• [Direction]: Isolate every line in the records below with "artikelakademi" in it.

>>>>>

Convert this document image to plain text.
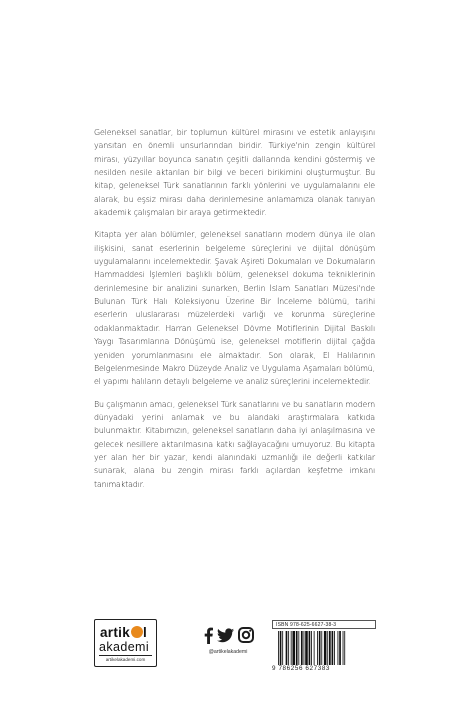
Geleneksel sanatlar, bir toplumun kültürel mirasını ve estetik anlayışını yansıtan en önemli unsurlarından biridir. Türkiye'nin zengin kültürel mirası, yüzyıllar boyunca sanatın çeşitli dallarında kendini göstermiş ve nesilden nesile aktarılan bir bilgi ve beceri birikimini oluşturmuştur. Bu kitap, geleneksel Türk sanatlarının farklı yönlerini ve uygulamalarını ele alarak, bu eşsiz mirası daha derinlemesine anlamamıza olanak tanıyan akademik çalışmaları bir araya getirmektedir.

Kitapta yer alan bölümler, geleneksel sanatların modern dünya ile olan ilişkisini, sanat eserlerinin belgeleme süreçlerini ve dijital dönüşüm uygulamalarını incelemektedir. Şavak Aşireti Dokumaları ve Dokumaların Hammaddesi İşlemleri başlıklı bölüm, geleneksel dokuma tekniklerinin derinlemesine bir analizini sunarken, Berlin İslam Sanatları Müzesi'nde Bulunan Türk Halı Koleksiyonu Üzerine Bir İnceleme bölümü, tarihi eserlerin uluslararası müzelerdeki varlığı ve korunma süreçlerine odaklanmaktadır. Harran Geleneksel Dövme Motiflerinin Dijital Baskılı Yaygı Tasarımlarına Dönüşümü ise, geleneksel motiflerin dijital çağda yeniden yorumlanmasını ele almaktadır. Son olarak, El Halılarının Belgelenmesinde Makro Düzeyde Analiz ve Uygulama Aşamaları bölümü, el yapımı halıların detaylı belgeleme ve analiz süreçlerini incelemektedir.

Bu çalışmanın amacı, geleneksel Türk sanatlarını ve bu sanatların modern dünyadaki yerini anlamak ve bu alandaki araştırmalara katkıda bulunmaktır. Kitabımızın, geleneksel sanatların daha iyi anlaşılmasına ve gelecek nesillere aktarılmasına katkı sağlayacağını umuyoruz. Bu kitapta yer alan her bir yazar, kendi alanındaki uzmanlığı ile değerli katkılar sunarak, alana bu zengin mirası farklı açılardan keşfetme imkanı tanımaktadır.

artik l
akademi
artikelakademi.com
@artikelakademi
ISBN 978-625-6627-38-3
9 786256 627383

<<<<<

• [Output of the exercise]:
artikelakademi.com
@artikelakademi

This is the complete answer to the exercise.